Saved entries
....
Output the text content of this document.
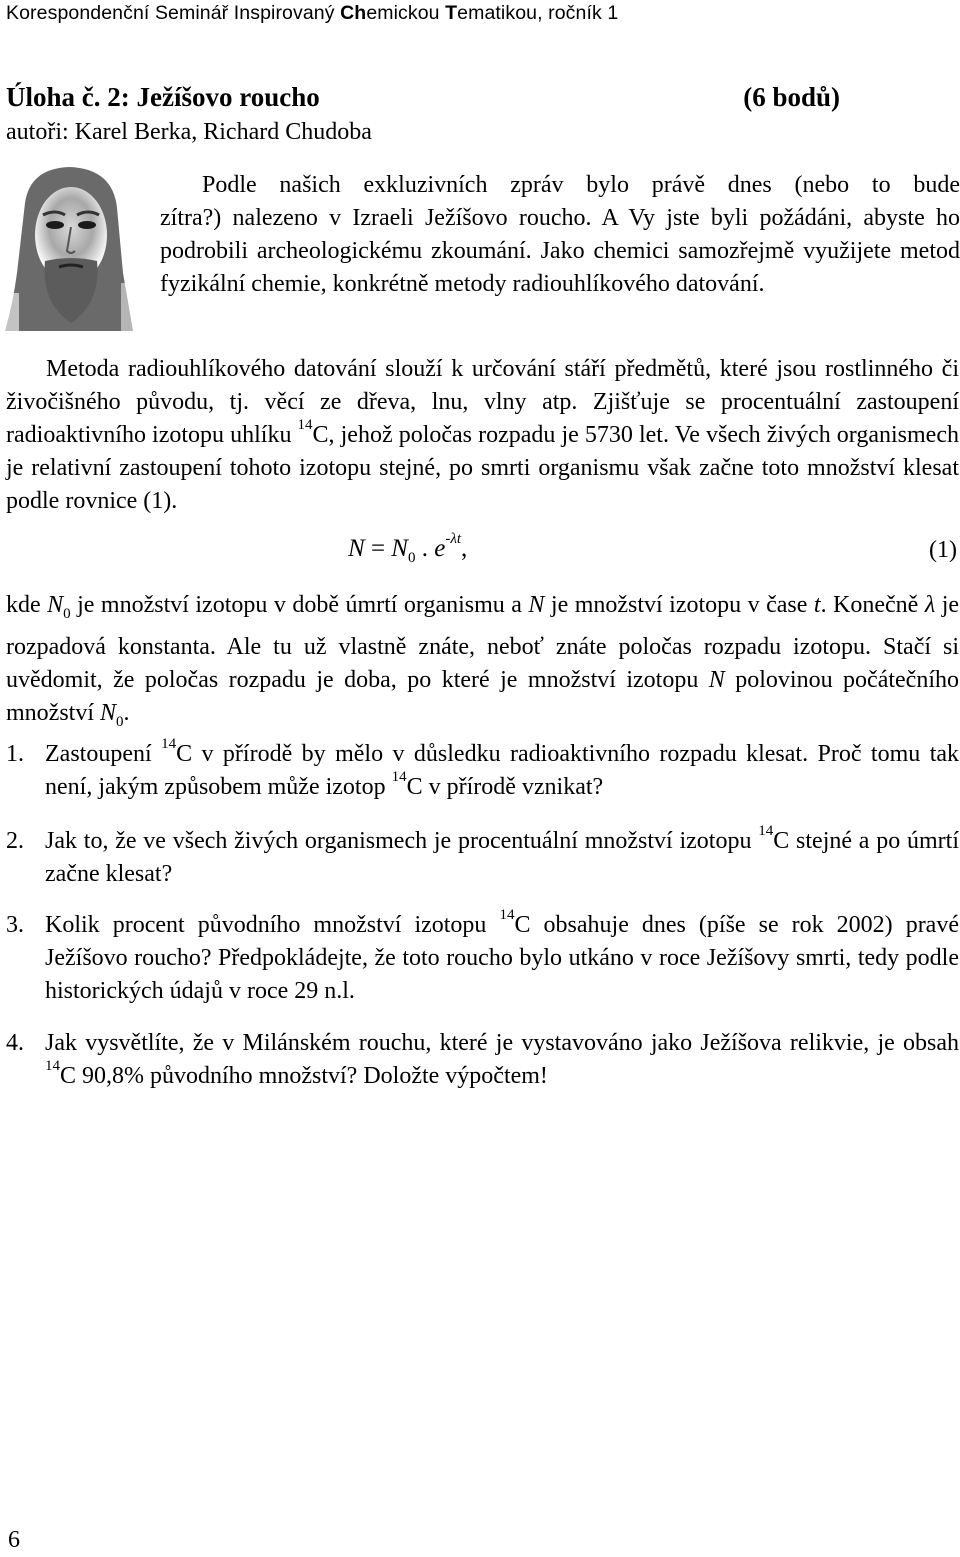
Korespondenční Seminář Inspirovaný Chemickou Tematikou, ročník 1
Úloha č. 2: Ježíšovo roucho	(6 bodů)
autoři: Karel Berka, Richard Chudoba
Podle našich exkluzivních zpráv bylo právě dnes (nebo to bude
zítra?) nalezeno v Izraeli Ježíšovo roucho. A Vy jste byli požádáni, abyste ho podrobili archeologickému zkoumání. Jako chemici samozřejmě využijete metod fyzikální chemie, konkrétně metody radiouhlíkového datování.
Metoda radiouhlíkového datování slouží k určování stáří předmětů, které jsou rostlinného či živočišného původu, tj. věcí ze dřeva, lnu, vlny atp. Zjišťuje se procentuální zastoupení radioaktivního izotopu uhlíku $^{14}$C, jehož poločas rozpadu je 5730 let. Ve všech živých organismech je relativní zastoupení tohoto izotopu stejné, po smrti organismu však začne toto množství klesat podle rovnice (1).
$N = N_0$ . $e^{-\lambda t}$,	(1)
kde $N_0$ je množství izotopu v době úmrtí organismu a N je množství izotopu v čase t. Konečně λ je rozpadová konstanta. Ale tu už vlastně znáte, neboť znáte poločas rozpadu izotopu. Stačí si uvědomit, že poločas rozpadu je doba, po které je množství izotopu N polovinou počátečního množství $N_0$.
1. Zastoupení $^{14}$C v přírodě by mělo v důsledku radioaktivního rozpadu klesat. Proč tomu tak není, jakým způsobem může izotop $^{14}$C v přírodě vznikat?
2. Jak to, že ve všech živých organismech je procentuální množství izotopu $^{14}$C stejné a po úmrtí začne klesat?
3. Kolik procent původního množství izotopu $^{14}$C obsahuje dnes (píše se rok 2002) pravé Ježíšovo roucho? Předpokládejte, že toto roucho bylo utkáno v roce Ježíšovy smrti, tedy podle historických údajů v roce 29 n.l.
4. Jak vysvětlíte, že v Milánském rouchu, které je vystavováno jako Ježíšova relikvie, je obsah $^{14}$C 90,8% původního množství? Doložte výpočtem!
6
....
▸ **Work to do**: Locate the string "organismech" in the listing above and copy every line where it occurs.

▸ **Written answer**:
Metoda radiouhlíkového datování slouží k určování stáří předmětů, které jsou rostlinného či živočišného původu, tj. věcí ze dřeva, lnu, vlny atp. Zjišťuje se procentuální zastoupení radioaktivního izotopu uhlíku $^{14}$C, jehož poločas rozpadu je 5730 let. Ve všech živých organismech je relativní zastoupení tohoto izotopu stejné, po smrti organismu však začne toto množství klesat podle rovnice (1).
2. Jak to, že ve všech živých organismech je procentuální množství izotopu $^{14}$C stejné a po úmrtí začne klesat?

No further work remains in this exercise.